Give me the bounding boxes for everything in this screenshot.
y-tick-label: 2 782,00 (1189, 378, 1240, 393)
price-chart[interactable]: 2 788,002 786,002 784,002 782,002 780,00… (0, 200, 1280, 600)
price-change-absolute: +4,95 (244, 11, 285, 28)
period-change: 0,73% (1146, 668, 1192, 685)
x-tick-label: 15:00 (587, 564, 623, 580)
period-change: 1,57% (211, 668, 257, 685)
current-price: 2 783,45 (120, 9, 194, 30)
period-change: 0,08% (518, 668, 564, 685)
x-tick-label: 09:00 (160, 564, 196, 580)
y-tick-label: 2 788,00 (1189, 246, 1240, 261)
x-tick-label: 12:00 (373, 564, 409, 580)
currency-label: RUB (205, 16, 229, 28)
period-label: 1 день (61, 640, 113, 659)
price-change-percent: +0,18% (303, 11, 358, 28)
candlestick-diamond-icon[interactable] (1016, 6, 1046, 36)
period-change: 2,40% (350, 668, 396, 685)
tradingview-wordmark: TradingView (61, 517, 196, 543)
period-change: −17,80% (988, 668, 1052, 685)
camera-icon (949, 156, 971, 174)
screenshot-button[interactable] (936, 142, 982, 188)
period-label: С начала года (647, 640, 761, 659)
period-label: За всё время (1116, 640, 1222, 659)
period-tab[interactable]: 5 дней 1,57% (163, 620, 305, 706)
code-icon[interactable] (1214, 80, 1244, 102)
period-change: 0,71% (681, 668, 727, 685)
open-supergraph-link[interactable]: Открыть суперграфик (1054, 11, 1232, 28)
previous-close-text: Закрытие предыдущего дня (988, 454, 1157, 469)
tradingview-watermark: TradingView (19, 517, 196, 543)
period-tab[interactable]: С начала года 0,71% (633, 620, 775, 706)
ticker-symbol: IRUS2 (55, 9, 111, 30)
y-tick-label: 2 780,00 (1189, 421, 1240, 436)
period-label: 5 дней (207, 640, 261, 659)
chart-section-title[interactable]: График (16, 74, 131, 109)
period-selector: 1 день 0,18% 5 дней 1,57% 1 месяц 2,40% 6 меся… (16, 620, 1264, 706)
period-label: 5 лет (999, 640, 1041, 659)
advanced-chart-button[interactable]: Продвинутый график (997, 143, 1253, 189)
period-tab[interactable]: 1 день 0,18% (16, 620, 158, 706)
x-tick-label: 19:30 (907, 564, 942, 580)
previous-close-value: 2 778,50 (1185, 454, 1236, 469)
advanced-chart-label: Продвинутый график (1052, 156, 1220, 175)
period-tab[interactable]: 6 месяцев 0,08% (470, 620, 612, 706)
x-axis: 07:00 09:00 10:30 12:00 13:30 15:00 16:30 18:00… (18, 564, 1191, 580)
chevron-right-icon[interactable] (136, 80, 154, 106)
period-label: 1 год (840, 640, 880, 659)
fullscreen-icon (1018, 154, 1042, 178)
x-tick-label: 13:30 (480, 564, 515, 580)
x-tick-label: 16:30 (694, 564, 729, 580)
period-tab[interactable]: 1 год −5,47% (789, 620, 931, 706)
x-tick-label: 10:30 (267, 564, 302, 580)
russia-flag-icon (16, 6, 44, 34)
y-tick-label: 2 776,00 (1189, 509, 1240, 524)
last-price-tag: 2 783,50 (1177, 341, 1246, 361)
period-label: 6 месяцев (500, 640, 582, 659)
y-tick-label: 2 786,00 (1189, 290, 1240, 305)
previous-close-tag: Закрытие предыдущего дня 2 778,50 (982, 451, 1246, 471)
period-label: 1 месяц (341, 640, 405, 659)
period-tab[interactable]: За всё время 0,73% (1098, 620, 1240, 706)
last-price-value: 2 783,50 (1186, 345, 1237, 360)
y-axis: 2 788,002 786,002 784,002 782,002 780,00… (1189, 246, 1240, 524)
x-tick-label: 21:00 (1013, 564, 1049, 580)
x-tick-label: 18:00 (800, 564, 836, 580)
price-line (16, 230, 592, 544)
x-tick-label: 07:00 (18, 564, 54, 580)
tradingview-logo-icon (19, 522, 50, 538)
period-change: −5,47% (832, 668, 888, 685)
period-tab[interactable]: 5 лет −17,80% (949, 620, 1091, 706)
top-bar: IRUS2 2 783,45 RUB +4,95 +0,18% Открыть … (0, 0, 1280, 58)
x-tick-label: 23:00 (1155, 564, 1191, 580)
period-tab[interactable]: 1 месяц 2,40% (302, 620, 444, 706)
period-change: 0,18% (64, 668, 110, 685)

PROBLEM REQUIREMENTS
Format the entries, from the first line up to and including the line with "code-icon[interactable] (1214, 80, 1244, 102)", as a Markdown table with the columns Row and Entry line. Give each row its number and omit blank lines.

CORRECT RESULT
| Row | Entry line |
|---|---|
| 1 | Give me the bounding boxes for everything in this screenshot. |
| 2 | y-tick-label: 2 782,00 (1189, 378, 1240, 393) |
| 3 | price-chart[interactable]: 2 788,002 786,002 784,002 782,002 780,00… (0, 200, 1280, 600) |
| 4 | price-change-absolute: +4,95 (244, 11, 285, 28) |
| 5 | period-change: 0,73% (1146, 668, 1192, 685) |
| 6 | x-tick-label: 15:00 (587, 564, 623, 580) |
| 7 | period-change: 1,57% (211, 668, 257, 685) |
| 8 | current-price: 2 783,45 (120, 9, 194, 30) |
| 9 | period-change: 0,08% (518, 668, 564, 685) |
| 10 | x-tick-label: 09:00 (160, 564, 196, 580) |
| 11 | y-tick-label: 2 788,00 (1189, 246, 1240, 261) |
| 12 | x-tick-label: 12:00 (373, 564, 409, 580) |
| 13 | currency-label: RUB (205, 16, 229, 28) |
| 14 | period-label: 1 день (61, 640, 113, 659) |
| 15 | price-change-percent: +0,18% (303, 11, 358, 28) |
| 16 | candlestick-diamond-icon[interactable] (1016, 6, 1046, 36) |
| 17 | period-change: 2,40% (350, 668, 396, 685) |
| 18 | tradingview-wordmark: TradingView (61, 517, 196, 543) |
| 19 | period-change: −17,80% (988, 668, 1052, 685) |
| 20 | camera-icon (949, 156, 971, 174) |
| 21 | screenshot-button[interactable] (936, 142, 982, 188) |
| 22 | period-label: С начала года (647, 640, 761, 659) |
| 23 | period-label: За всё время (1116, 640, 1222, 659) |
| 24 | period-tab[interactable]: 5 дней 1,57% (163, 620, 305, 706) |
| 25 | code-icon[interactable] (1214, 80, 1244, 102) |